Exercise directions | Please give the listing again, word for word, with nothing left out.

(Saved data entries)
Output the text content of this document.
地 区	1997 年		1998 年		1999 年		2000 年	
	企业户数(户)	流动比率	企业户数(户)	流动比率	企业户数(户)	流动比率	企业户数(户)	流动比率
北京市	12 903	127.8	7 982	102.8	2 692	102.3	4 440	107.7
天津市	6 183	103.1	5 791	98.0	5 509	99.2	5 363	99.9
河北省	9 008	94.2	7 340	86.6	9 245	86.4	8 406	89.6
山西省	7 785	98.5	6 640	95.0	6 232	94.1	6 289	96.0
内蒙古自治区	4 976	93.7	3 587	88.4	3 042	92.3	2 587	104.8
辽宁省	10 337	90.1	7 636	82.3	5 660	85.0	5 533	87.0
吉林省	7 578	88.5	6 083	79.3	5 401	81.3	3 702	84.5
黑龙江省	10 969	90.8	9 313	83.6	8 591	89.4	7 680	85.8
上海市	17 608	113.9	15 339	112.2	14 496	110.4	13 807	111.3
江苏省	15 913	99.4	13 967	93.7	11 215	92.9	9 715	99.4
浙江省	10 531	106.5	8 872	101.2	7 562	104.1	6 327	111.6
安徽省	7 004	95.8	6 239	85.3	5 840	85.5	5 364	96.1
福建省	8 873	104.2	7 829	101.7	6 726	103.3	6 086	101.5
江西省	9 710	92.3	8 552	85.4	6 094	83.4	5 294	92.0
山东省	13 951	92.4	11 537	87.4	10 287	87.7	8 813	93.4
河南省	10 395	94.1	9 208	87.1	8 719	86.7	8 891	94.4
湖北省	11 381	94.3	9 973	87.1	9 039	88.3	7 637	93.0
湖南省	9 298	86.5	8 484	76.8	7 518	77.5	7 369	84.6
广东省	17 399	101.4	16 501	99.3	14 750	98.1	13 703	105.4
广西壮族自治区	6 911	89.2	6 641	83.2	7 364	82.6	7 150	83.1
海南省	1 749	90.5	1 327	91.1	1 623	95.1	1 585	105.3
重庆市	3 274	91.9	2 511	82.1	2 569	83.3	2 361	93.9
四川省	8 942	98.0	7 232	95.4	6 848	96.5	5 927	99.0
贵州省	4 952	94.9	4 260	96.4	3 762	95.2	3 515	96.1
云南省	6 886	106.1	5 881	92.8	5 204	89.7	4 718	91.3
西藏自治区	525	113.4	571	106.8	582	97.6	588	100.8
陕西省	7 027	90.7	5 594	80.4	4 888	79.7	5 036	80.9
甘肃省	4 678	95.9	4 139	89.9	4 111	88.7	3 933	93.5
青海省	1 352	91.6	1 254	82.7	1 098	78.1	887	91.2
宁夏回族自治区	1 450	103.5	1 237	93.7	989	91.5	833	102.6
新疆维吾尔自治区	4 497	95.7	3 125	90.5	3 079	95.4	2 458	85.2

Result |
Output the text content of this document.
地 区	1997 年		1998 年		1999 年		2000 年	
	企业户数(户)	流动比率	企业户数(户)	流动比率	企业户数(户)	流动比率	企业户数(户)	流动比率
北京市	12 903	127.8	7 982	102.8	2 692	102.3	4 440	107.7
天津市	6 183	103.1	5 791	98.0	5 509	99.2	5 363	99.9
河北省	9 008	94.2	7 340	86.6	9 245	86.4	8 406	89.6
山西省	7 785	98.5	6 640	95.0	6 232	94.1	6 289	96.0
内蒙古自治区	4 976	93.7	3 587	88.4	3 042	92.3	2 587	104.8
辽宁省	10 337	90.1	7 636	82.3	5 660	85.0	5 533	87.0
吉林省	7 578	88.5	6 083	79.3	5 401	81.3	3 702	84.5
黑龙江省	10 969	90.8	9 313	83.6	8 591	89.4	7 680	85.8
上海市	17 608	113.9	15 339	112.2	14 496	110.4	13 807	111.3
江苏省	15 913	99.4	13 967	93.7	11 215	92.9	9 715	99.4
浙江省	10 531	106.5	8 872	101.2	7 562	104.1	6 327	111.6
安徽省	7 004	95.8	6 239	85.3	5 840	85.5	5 364	96.1
福建省	8 873	104.2	7 829	101.7	6 726	103.3	6 086	101.5
江西省	9 710	92.3	8 552	85.4	6 094	83.4	5 294	92.0
山东省	13 951	92.4	11 537	87.4	10 287	87.7	8 813	93.4
河南省	10 395	94.1	9 208	87.1	8 719	86.7	8 891	94.4
湖北省	11 381	94.3	9 973	87.1	9 039	88.3	7 637	93.0
湖南省	9 298	86.5	8 484	76.8	7 518	77.5	7 369	84.6
广东省	17 399	101.4	16 501	99.3	14 750	98.1	13 703	105.4
广西壮族自治区	6 911	89.2	6 641	83.2	7 364	82.6	7 150	83.1
海南省	1 749	90.5	1 327	91.1	1 623	95.1	1 585	105.3
重庆市	3 274	91.9	2 511	82.1	2 569	83.3	2 361	93.9
四川省	8 942	98.0	7 232	95.4	6 848	96.5	5 927	99.0
贵州省	4 952	94.9	4 260	96.4	3 762	95.2	3 515	96.1
云南省	6 886	106.1	5 881	92.8	5 204	89.7	4 718	91.3
西藏自治区	525	113.4	571	106.8	582	97.6	588	100.8
陕西省	7 027	90.7	5 594	80.4	4 888	79.7	5 036	80.9
甘肃省	4 678	95.9	4 139	89.9	4 111	88.7	3 933	93.5
青海省	1 352	91.6	1 254	82.7	1 098	78.1	887	91.2
宁夏回族自治区	1 450	103.5	1 237	93.7	989	91.5	833	102.6
新疆维吾尔自治区	4 497	95.7	3 125	90.5	3 079	95.4	2 458	85.2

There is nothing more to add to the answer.